> [YOUR INSTRUCTIONS]
Search the listing below for "главном". Copy each matching line.

> [RECORDS FOR THE EXERCISE]
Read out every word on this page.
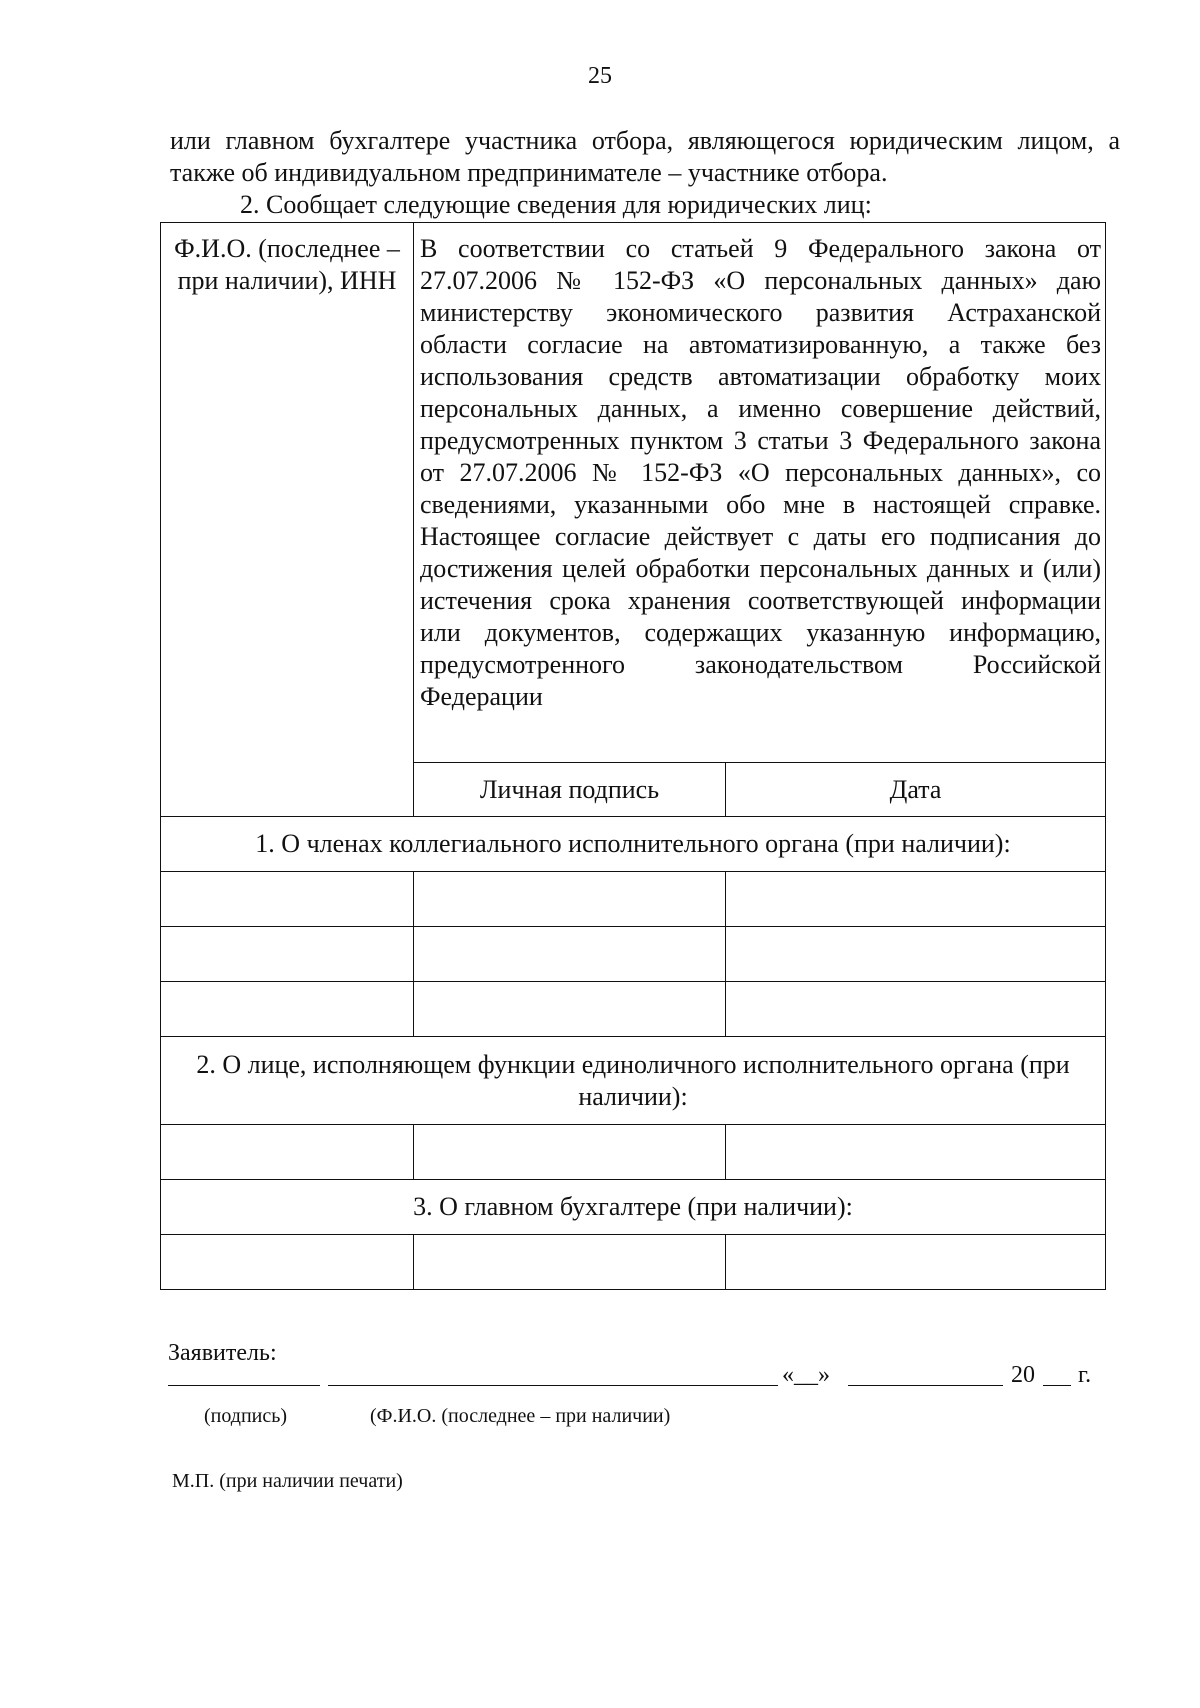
25

или главном бухгалтере участника отбора, являющегося юридическим лицом, а также об индивидуальном предпринимателе – участнике отбора.

2. Сообщает следующие сведения для юридических лиц:

Ф.И.О. (последнее – при наличии), ИНН	В соответствии со статьей 9 Федерального закона от 27.07.2006 № 152-ФЗ «О персональных данных» даю министерству экономического развития Астраханской области согласие на автоматизированную, а также без использования средств автоматизации обработку моих персональных данных, а именно совершение действий, предусмотренных пунктом 3 статьи 3 Федерального закона от 27.07.2006 № 152-ФЗ «О персональных данных», со сведениями, указанными обо мне в настоящей справке. Настоящее согласие действует с даты его подписания до достижения целей обработки персональных данных и (или) истечения срока хранения соответствующей информации или документов, содержащих указанную информацию, предусмотренного законодательством Российской Федерации	
	Личная подпись	Дата
1. О членах коллегиального исполнительного органа (при наличии):		

2. О лице, исполняющем функции единоличного исполнительного органа (при наличии):		

3. О главном бухгалтере (при наличии):		

Заявитель:
«__»	20 г.
(подпись)	(Ф.И.О. (последнее – при наличии)
М.П. (при наличии печати)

> [TASK ANSWER]
или главном бухгалтере участника отбора, являющегося юридическим лицом, а также об индивидуальном предпринимателе – участнике отбора.
3. О главном бухгалтере (при наличии):		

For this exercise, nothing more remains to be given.